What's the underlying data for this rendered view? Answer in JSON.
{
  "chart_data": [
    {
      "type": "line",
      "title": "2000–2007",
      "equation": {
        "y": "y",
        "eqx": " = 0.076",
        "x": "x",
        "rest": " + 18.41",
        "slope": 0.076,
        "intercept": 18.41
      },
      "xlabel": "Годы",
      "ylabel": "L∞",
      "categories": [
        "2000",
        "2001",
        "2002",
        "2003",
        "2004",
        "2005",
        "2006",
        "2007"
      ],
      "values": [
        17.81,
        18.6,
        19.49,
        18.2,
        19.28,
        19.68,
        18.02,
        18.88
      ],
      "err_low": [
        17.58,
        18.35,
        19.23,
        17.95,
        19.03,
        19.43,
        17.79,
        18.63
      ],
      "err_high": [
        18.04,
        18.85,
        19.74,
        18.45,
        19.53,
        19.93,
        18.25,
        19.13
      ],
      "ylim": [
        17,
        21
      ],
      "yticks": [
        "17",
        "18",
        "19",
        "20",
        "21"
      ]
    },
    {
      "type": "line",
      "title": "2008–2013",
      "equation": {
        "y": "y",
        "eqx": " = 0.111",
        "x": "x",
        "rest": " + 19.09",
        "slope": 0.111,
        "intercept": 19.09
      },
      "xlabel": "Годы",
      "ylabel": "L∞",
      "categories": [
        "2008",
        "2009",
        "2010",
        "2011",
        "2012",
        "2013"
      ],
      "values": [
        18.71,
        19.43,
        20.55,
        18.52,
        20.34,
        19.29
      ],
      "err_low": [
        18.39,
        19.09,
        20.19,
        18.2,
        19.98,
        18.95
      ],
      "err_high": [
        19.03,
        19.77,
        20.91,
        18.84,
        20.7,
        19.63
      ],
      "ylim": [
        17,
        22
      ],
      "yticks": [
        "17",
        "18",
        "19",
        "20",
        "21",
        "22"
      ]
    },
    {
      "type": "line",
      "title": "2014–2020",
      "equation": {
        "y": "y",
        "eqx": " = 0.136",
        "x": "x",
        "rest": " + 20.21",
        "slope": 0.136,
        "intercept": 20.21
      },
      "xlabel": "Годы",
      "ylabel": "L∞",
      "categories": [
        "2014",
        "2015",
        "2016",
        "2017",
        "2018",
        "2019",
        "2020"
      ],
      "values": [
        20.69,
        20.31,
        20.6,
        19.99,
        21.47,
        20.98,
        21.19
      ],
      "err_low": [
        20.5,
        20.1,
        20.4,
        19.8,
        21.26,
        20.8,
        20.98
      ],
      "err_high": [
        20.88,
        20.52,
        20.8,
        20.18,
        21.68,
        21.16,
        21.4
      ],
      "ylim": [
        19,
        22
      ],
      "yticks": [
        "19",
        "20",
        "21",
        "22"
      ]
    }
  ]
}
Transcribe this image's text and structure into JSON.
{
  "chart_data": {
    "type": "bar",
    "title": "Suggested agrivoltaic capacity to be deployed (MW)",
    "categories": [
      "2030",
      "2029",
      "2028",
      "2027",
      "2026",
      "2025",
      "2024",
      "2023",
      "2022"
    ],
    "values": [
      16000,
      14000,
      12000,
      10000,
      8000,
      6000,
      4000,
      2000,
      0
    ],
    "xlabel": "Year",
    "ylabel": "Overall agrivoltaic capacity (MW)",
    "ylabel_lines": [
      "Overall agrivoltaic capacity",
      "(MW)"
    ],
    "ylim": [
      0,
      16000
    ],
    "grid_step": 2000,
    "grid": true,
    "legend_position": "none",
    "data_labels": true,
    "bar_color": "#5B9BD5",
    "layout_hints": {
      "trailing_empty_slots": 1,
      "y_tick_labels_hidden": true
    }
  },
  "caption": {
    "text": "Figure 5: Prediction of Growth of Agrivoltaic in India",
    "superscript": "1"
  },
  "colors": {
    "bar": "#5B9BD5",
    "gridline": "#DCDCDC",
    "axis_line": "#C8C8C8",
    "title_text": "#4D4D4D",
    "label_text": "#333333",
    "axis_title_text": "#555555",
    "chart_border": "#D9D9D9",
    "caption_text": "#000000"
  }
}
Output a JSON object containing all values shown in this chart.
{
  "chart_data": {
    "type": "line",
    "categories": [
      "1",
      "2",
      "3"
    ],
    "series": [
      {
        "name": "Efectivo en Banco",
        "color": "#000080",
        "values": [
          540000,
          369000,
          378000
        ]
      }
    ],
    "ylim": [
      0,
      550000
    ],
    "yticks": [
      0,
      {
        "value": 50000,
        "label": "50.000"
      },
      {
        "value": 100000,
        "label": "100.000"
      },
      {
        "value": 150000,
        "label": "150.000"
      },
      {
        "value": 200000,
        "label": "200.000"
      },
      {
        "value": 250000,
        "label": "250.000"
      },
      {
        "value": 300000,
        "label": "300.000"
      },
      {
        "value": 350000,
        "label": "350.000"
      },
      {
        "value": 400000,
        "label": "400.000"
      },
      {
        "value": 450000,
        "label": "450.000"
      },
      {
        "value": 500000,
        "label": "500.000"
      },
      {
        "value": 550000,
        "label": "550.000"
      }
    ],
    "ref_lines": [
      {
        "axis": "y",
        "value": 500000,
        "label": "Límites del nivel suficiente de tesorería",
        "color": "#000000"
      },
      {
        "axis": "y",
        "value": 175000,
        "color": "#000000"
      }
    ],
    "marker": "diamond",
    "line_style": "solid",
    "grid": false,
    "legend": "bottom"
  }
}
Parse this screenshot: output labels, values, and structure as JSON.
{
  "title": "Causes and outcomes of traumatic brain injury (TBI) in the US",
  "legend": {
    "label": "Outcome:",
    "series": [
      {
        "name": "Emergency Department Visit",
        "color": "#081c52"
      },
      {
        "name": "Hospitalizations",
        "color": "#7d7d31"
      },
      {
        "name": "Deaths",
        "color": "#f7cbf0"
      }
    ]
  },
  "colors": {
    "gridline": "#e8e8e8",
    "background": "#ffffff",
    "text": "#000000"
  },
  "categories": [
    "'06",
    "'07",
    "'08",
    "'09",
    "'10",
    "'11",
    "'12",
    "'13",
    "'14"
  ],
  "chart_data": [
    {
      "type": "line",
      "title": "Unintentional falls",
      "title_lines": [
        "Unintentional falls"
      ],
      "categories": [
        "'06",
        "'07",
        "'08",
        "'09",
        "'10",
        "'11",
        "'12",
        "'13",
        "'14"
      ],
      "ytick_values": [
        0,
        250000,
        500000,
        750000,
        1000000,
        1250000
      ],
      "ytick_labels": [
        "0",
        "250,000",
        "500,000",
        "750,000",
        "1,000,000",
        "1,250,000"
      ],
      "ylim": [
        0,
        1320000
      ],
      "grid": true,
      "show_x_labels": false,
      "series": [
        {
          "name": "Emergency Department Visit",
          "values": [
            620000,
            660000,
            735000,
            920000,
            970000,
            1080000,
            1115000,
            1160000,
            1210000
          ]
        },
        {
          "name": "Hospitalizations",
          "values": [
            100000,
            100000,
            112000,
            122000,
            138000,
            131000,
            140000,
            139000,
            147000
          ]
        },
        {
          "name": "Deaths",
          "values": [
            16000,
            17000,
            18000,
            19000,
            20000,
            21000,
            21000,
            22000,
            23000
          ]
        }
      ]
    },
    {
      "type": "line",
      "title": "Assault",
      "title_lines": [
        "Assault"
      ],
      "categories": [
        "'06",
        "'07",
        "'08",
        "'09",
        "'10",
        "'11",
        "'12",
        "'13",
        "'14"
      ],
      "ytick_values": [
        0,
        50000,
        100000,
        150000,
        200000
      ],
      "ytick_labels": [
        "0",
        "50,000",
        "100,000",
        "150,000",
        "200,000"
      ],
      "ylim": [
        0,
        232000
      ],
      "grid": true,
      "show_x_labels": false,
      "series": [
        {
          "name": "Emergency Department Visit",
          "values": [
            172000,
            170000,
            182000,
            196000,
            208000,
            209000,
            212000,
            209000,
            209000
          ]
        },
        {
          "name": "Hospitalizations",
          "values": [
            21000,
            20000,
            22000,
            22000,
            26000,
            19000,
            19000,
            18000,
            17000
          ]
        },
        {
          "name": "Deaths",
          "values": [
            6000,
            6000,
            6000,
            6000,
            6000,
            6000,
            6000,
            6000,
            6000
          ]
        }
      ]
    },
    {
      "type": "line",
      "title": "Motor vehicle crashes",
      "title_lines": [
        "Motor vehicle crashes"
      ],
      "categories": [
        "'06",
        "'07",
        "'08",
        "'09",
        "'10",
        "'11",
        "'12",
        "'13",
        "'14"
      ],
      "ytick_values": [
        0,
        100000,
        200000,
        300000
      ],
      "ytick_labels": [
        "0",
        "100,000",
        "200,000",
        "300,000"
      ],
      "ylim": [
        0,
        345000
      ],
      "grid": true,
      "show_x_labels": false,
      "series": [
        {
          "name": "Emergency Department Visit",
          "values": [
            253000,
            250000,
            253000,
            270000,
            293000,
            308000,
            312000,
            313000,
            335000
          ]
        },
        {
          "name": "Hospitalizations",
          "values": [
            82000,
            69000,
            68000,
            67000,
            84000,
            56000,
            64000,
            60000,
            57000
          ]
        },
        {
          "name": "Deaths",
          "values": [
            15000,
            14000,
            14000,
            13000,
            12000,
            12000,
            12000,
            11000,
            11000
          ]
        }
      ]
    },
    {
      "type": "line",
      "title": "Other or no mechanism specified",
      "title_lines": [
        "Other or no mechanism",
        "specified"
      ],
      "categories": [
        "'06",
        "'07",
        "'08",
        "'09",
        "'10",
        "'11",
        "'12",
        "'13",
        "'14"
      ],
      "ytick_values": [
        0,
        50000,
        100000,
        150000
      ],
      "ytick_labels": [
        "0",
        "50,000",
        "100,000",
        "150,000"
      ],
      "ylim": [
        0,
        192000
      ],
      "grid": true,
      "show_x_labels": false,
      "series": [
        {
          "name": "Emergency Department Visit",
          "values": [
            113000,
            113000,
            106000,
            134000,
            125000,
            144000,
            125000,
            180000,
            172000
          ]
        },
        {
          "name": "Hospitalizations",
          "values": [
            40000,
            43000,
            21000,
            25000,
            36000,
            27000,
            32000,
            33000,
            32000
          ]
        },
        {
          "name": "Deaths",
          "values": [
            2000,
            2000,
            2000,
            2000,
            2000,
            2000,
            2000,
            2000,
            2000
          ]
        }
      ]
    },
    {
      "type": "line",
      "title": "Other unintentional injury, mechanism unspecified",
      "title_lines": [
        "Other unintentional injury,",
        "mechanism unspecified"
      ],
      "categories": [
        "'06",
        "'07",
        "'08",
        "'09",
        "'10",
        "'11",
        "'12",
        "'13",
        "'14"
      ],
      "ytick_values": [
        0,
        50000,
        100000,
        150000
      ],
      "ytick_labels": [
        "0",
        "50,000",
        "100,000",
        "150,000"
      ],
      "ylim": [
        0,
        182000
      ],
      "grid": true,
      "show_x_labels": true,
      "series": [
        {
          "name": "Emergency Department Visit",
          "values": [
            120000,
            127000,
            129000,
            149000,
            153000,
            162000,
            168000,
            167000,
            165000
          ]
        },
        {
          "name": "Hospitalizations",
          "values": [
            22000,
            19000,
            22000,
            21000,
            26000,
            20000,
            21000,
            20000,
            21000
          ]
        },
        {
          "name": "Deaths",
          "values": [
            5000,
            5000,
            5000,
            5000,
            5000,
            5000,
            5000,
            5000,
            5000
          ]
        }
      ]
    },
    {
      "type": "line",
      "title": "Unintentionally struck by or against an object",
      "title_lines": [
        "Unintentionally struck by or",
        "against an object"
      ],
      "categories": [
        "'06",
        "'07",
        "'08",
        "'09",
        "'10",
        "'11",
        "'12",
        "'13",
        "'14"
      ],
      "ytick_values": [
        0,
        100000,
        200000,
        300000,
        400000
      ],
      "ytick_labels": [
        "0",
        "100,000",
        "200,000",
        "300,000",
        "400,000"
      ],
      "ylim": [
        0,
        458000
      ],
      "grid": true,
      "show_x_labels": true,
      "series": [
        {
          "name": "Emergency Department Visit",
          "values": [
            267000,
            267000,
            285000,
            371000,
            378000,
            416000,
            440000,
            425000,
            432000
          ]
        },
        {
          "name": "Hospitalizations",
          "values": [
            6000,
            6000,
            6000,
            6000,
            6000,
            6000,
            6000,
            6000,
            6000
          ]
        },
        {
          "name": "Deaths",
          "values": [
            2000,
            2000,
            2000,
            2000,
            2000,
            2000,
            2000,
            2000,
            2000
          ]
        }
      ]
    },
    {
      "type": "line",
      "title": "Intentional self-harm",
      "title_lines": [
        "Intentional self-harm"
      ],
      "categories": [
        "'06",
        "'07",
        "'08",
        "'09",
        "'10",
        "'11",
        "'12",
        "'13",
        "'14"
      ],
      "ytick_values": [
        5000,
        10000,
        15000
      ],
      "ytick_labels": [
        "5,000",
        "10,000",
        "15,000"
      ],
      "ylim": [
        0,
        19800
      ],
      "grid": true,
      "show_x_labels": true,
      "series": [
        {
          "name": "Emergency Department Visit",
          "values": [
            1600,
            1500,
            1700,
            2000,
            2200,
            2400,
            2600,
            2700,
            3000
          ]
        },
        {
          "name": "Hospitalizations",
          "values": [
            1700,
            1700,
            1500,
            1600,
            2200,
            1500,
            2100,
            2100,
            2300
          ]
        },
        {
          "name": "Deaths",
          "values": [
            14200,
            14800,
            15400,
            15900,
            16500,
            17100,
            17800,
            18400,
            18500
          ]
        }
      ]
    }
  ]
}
-*-
- TO DO
Which lines include "falls"? Copy each of them out.

- REPLY
      "title": "Unintentional falls",
        "Unintentional falls"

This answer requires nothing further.